**Data:**
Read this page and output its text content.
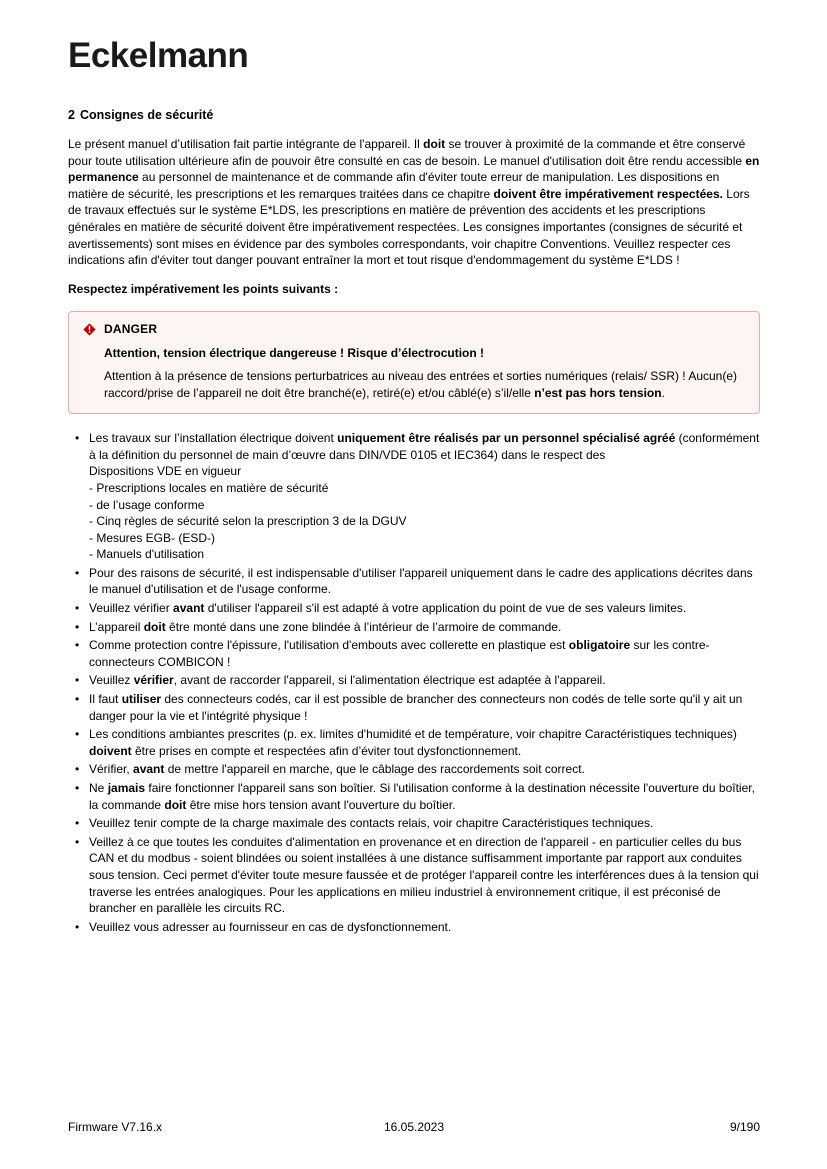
Eckelmann
2 Consignes de sécurité

Le présent manuel d’utilisation fait partie intégrante de l'appareil. Il doit se trouver à proximité de la commande et être conservé pour toute utilisation ultérieure afin de pouvoir être consulté en cas de besoin. Le manuel d'utilisation doit être rendu accessible en permanence au personnel de maintenance et de commande afin d'éviter toute erreur de manipulation. Les dispositions en matière de sécurité, les prescriptions et les remarques traitées dans ce chapitre doivent être impérativement respectées. Lors de travaux effectués sur le système E*LDS, les prescriptions en matière de prévention des accidents et les prescriptions générales en matière de sécurité doivent être impérativement respectées. Les consignes importantes (consignes de sécurité et avertissements) sont mises en évidence par des symboles correspondants, voir chapitre Conventions. Veuillez respecter ces indications afin d'éviter tout danger pouvant entraîner la mort et tout risque d'endommagement du système E*LDS !

Respectez impérativement les points suivants :

DANGER

Attention, tension électrique dangereuse ! Risque d’électrocution !

Attention à la présence de tensions perturbatrices au niveau des entrées et sorties numériques (relais/ SSR) ! Aucun(e) raccord/prise de l’appareil ne doit être branché(e), retiré(e) et/ou câblé(e) s’il/elle n’est pas hors tension.

• Les travaux sur l’installation électrique doivent uniquement être réalisés par un personnel spécialisé agréé (conformément à la définition du personnel de main d’œuvre dans DIN/VDE 0105 et IEC364) dans le respect des
Dispositions VDE en vigueur
- Prescriptions locales en matière de sécurité
- de l’usage conforme
- Cinq règles de sécurité selon la prescription 3 de la DGUV
- Mesures EGB- (ESD-)
- Manuels d'utilisation
• Pour des raisons de sécurité, il est indispensable d'utiliser l'appareil uniquement dans le cadre des applications décrites dans le manuel d'utilisation et de l'usage conforme.
• Veuillez vérifier avant d'utiliser l'appareil s'il est adapté à votre application du point de vue de ses valeurs limites.
• L’appareil doit être monté dans une zone blindée à l’intérieur de l’armoire de commande.
• Comme protection contre l'épissure, l'utilisation d'embouts avec collerette en plastique est obligatoire sur les contre-connecteurs COMBICON !
• Veuillez vérifier, avant de raccorder l'appareil, si l'alimentation électrique est adaptée à l'appareil.
• Il faut utiliser des connecteurs codés, car il est possible de brancher des connecteurs non codés de telle sorte qu'il y ait un danger pour la vie et l'intégrité physique !
• Les conditions ambiantes prescrites (p. ex. limites d'humidité et de température, voir chapitre Caractéristiques techniques) doivent être prises en compte et respectées afin d’éviter tout dysfonctionnement.
• Vérifier, avant de mettre l'appareil en marche, que le câblage des raccordements soit correct.
• Ne jamais faire fonctionner l'appareil sans son boîtier. Si l'utilisation conforme à la destination nécessite l'ouverture du boîtier, la commande doit être mise hors tension avant l'ouverture du boîtier.
• Veuillez tenir compte de la charge maximale des contacts relais, voir chapitre Caractéristiques techniques.
• Veillez à ce que toutes les conduites d'alimentation en provenance et en direction de l'appareil - en particulier celles du bus CAN et du modbus - soient blindées ou soient installées à une distance suffisamment importante par rapport aux conduites sous tension. Ceci permet d'éviter toute mesure faussée et de protéger l'appareil contre les interférences dues à la tension qui traverse les entrées analogiques. Pour les applications en milieu industriel à environnement critique, il est préconisé de brancher en parallèle les circuits RC.
• Veuillez vous adresser au fournisseur en cas de dysfonctionnement.
Firmware V7.16.x	16.05.2023	9/190
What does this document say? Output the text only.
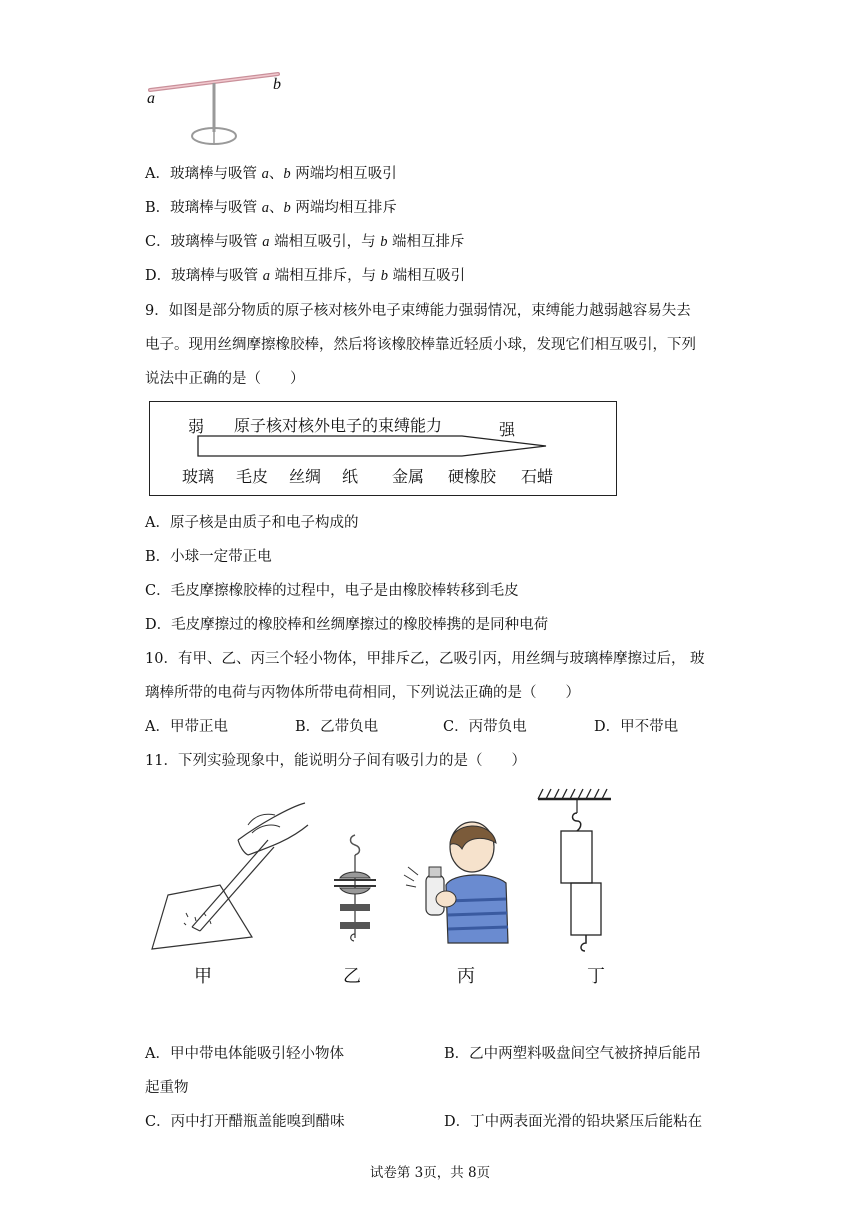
a
b
A．玻璃棒与吸管 a、b 两端均相互吸引
B．玻璃棒与吸管 a、b 两端均相互排斥
C．玻璃棒与吸管 a 端相互吸引，与 b 端相互排斥
D．玻璃棒与吸管 a 端相互排斥，与 b 端相互吸引
9．如图是部分物质的原子核对核外电子束缚能力强弱情况，束缚能力越弱越容易失去
电子。现用丝绸摩擦橡胶棒，然后将该橡胶棒靠近轻质小球，发现它们相互吸引，下列
说法中正确的是（　　）
弱 原子核对核外电子的束缚能力	强
玻璃 毛皮 丝绸 纸 金属 硬橡胶 石蜡
A．原子核是由质子和电子构成的
B．小球一定带正电
C．毛皮摩擦橡胶棒的过程中，电子是由橡胶棒转移到毛皮
D．毛皮摩擦过的橡胶棒和丝绸摩擦过的橡胶棒携的是同种电荷
10．有甲、乙、丙三个轻小物体，甲排斥乙，乙吸引丙，用丝绸与玻璃棒摩擦过后， 玻
璃棒所带的电荷与丙物体所带电荷相同，下列说法正确的是（　　）
A．甲带正电	B．乙带负电	C．丙带负电	D．甲不带电
11．下列实验现象中，能说明分子间有吸引力的是（　　）
甲	乙	丙	丁
A．甲中带电体能吸引轻小物体	B．乙中两塑料吸盘间空气被挤掉后能吊
起重物
C．丙中打开醋瓶盖能嗅到醋味	D．丁中两表面光滑的铅块紧压后能粘在
试卷第 3页，共 8页
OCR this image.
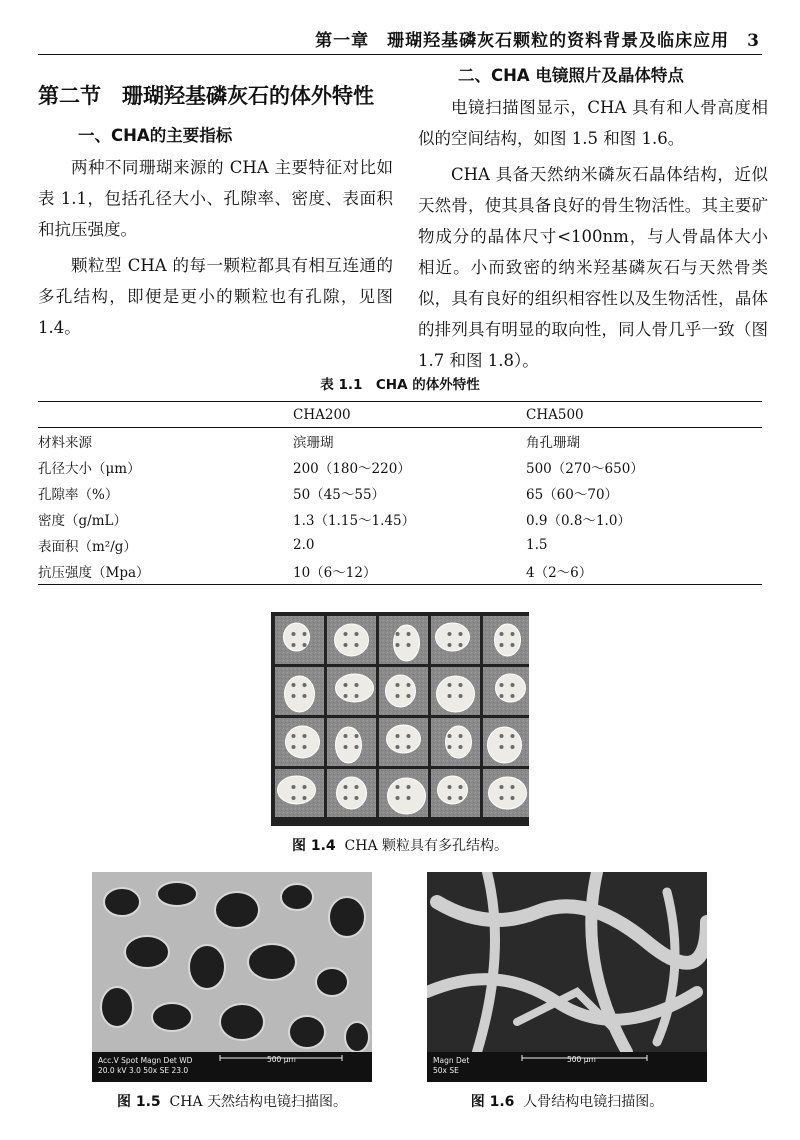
第一章　珊瑚羟基磷灰石颗粒的资料背景及临床应用　3
第二节　珊瑚羟基磷灰石的体外特性
一、CHA的主要指标

两种不同珊瑚来源的 CHA 主要特征对比如表 1.1，包括孔径大小、孔隙率、密度、表面积和抗压强度。

颗粒型 CHA 的每一颗粒都具有相互连通的多孔结构，即便是更小的颗粒也有孔隙，见图 1.4。

二、CHA 电镜照片及晶体特点

电镜扫描图显示，CHA 具有和人骨高度相似的空间结构，如图 1.5 和图 1.6。

CHA 具备天然纳米磷灰石晶体结构，近似天然骨，使其具备良好的骨生物活性。其主要矿物成分的晶体尺寸<100nm，与人骨晶体大小相近。小而致密的纳米羟基磷灰石与天然骨类似，具有良好的组织相容性以及生物活性，晶体的排列具有明显的取向性，同人骨几乎一致（图 1.7 和图 1.8）。

表 1.1　CHA 的体外特性
	CHA200	CHA500
材料来源	滨珊瑚	角孔珊瑚
孔径大小（μm）	200（180～220）	500（270～650）
孔隙率（%）	50（45～55）	65（60～70）
密度（g/mL）	1.3（1.15～1.45）	0.9（0.8～1.0）
表面积（m²/g）	2.0	1.5
抗压强度（Mpa）	10（6～12）	4（2～6）
图 1.4 CHA 颗粒具有多孔结构。
Acc.V Spot Magn Det WD
20.0 kV 3.0 50x SE 23.0
500 μm
图 1.5 CHA 天然结构电镜扫描图。
Magn Det
50x SE
500 μm
图 1.6 人骨结构电镜扫描图。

**Goal of the exercise:**
Write the material out again exactly as it appears, dropping the pictures.

**Exercise result:**
Read this page and output its text content.
Eckelmann
2 Consignes de sécurité

Le présent manuel d’utilisation fait partie intégrante de l'appareil. Il doit se trouver à proximité de la commande et être conservé pour toute utilisation ultérieure afin de pouvoir être consulté en cas de besoin. Le manuel d'utilisation doit être rendu accessible en permanence au personnel de maintenance et de commande afin d'éviter toute erreur de manipulation. Les dispositions en matière de sécurité, les prescriptions et les remarques traitées dans ce chapitre doivent être impérativement respectées. Lors de travaux effectués sur le système E*LDS, les prescriptions en matière de prévention des accidents et les prescriptions générales en matière de sécurité doivent être impérativement respectées. Les consignes importantes (consignes de sécurité et avertissements) sont mises en évidence par des symboles correspondants, voir chapitre Conventions. Veuillez respecter ces indications afin d'éviter tout danger pouvant entraîner la mort et tout risque d'endommagement du système E*LDS !

Respectez impérativement les points suivants :

DANGER

Attention, tension électrique dangereuse ! Risque d’électrocution !

Attention à la présence de tensions perturbatrices au niveau des entrées et sorties numériques (relais/ SSR) ! Aucun(e) raccord/prise de l’appareil ne doit être branché(e), retiré(e) et/ou câblé(e) s’il/elle n’est pas hors tension.

• Les travaux sur l’installation électrique doivent uniquement être réalisés par un personnel spécialisé agréé (conformément à la définition du personnel de main d’œuvre dans DIN/VDE 0105 et IEC364) dans le respect des
Dispositions VDE en vigueur
- Prescriptions locales en matière de sécurité
- de l’usage conforme
- Cinq règles de sécurité selon la prescription 3 de la DGUV
- Mesures EGB- (ESD-)
- Manuels d'utilisation
• Pour des raisons de sécurité, il est indispensable d'utiliser l'appareil uniquement dans le cadre des applications décrites dans le manuel d'utilisation et de l'usage conforme.
• Veuillez vérifier avant d'utiliser l'appareil s'il est adapté à votre application du point de vue de ses valeurs limites.
• L’appareil doit être monté dans une zone blindée à l’intérieur de l’armoire de commande.
• Comme protection contre l'épissure, l'utilisation d'embouts avec collerette en plastique est obligatoire sur les contre-connecteurs COMBICON !
• Veuillez vérifier, avant de raccorder l'appareil, si l'alimentation électrique est adaptée à l'appareil.
• Il faut utiliser des connecteurs codés, car il est possible de brancher des connecteurs non codés de telle sorte qu'il y ait un danger pour la vie et l'intégrité physique !
• Les conditions ambiantes prescrites (p. ex. limites d'humidité et de température, voir chapitre Caractéristiques techniques) doivent être prises en compte et respectées afin d’éviter tout dysfonctionnement.
• Vérifier, avant de mettre l'appareil en marche, que le câblage des raccordements soit correct.
• Ne jamais faire fonctionner l'appareil sans son boîtier. Si l'utilisation conforme à la destination nécessite l'ouverture du boîtier, la commande doit être mise hors tension avant l'ouverture du boîtier.
• Veuillez tenir compte de la charge maximale des contacts relais, voir chapitre Caractéristiques techniques.
• Veillez à ce que toutes les conduites d'alimentation en provenance et en direction de l'appareil - en particulier celles du bus CAN et du modbus - soient blindées ou soient installées à une distance suffisamment importante par rapport aux conduites sous tension. Ceci permet d'éviter toute mesure faussée et de protéger l'appareil contre les interférences dues à la tension qui traverse les entrées analogiques. Pour les applications en milieu industriel à environnement critique, il est préconisé de brancher en parallèle les circuits RC.
• Veuillez vous adresser au fournisseur en cas de dysfonctionnement.
Firmware V7.16.x	16.05.2023	9/190
What does this document say? Output the text only.
a
b
A．玻璃棒与吸管 a、b 两端均相互吸引
B．玻璃棒与吸管 a、b 两端均相互排斥
C．玻璃棒与吸管 a 端相互吸引，与 b 端相互排斥
D．玻璃棒与吸管 a 端相互排斥，与 b 端相互吸引
9．如图是部分物质的原子核对核外电子束缚能力强弱情况，束缚能力越弱越容易失去
电子。现用丝绸摩擦橡胶棒，然后将该橡胶棒靠近轻质小球，发现它们相互吸引，下列
说法中正确的是（　　）
弱 原子核对核外电子的束缚能力	强
玻璃 毛皮 丝绸 纸 金属 硬橡胶 石蜡
A．原子核是由质子和电子构成的
B．小球一定带正电
C．毛皮摩擦橡胶棒的过程中，电子是由橡胶棒转移到毛皮
D．毛皮摩擦过的橡胶棒和丝绸摩擦过的橡胶棒携的是同种电荷
10．有甲、乙、丙三个轻小物体，甲排斥乙，乙吸引丙，用丝绸与玻璃棒摩擦过后， 玻
璃棒所带的电荷与丙物体所带电荷相同，下列说法正确的是（　　）
A．甲带正电	B．乙带负电	C．丙带负电	D．甲不带电
11．下列实验现象中，能说明分子间有吸引力的是（　　）
甲	乙	丙	丁
A．甲中带电体能吸引轻小物体	B．乙中两塑料吸盘间空气被挤掉后能吊
起重物
C．丙中打开醋瓶盖能嗅到醋味	D．丁中两表面光滑的铅块紧压后能粘在
试卷第 3页，共 8页
OCR this image.
第一章　珊瑚羟基磷灰石颗粒的资料背景及临床应用　3
第二节　珊瑚羟基磷灰石的体外特性
一、CHA的主要指标

两种不同珊瑚来源的 CHA 主要特征对比如表 1.1，包括孔径大小、孔隙率、密度、表面积和抗压强度。

颗粒型 CHA 的每一颗粒都具有相互连通的多孔结构，即便是更小的颗粒也有孔隙，见图 1.4。

二、CHA 电镜照片及晶体特点

电镜扫描图显示，CHA 具有和人骨高度相似的空间结构，如图 1.5 和图 1.6。

CHA 具备天然纳米磷灰石晶体结构，近似天然骨，使其具备良好的骨生物活性。其主要矿物成分的晶体尺寸<100nm，与人骨晶体大小相近。小而致密的纳米羟基磷灰石与天然骨类似，具有良好的组织相容性以及生物活性，晶体的排列具有明显的取向性，同人骨几乎一致（图 1.7 和图 1.8）。

表 1.1　CHA 的体外特性
	CHA200	CHA500
材料来源	滨珊瑚	角孔珊瑚
孔径大小（μm）	200（180～220）	500（270～650）
孔隙率（%）	50（45～55）	65（60～70）
密度（g/mL）	1.3（1.15～1.45）	0.9（0.8～1.0）
表面积（m²/g）	2.0	1.5
抗压强度（Mpa）	10（6～12）	4（2～6）
图 1.4 CHA 颗粒具有多孔结构。
Acc.V Spot Magn Det WD
20.0 kV 3.0 50x SE 23.0
500 μm
图 1.5 CHA 天然结构电镜扫描图。
Magn Det
50x SE
500 μm
图 1.6 人骨结构电镜扫描图。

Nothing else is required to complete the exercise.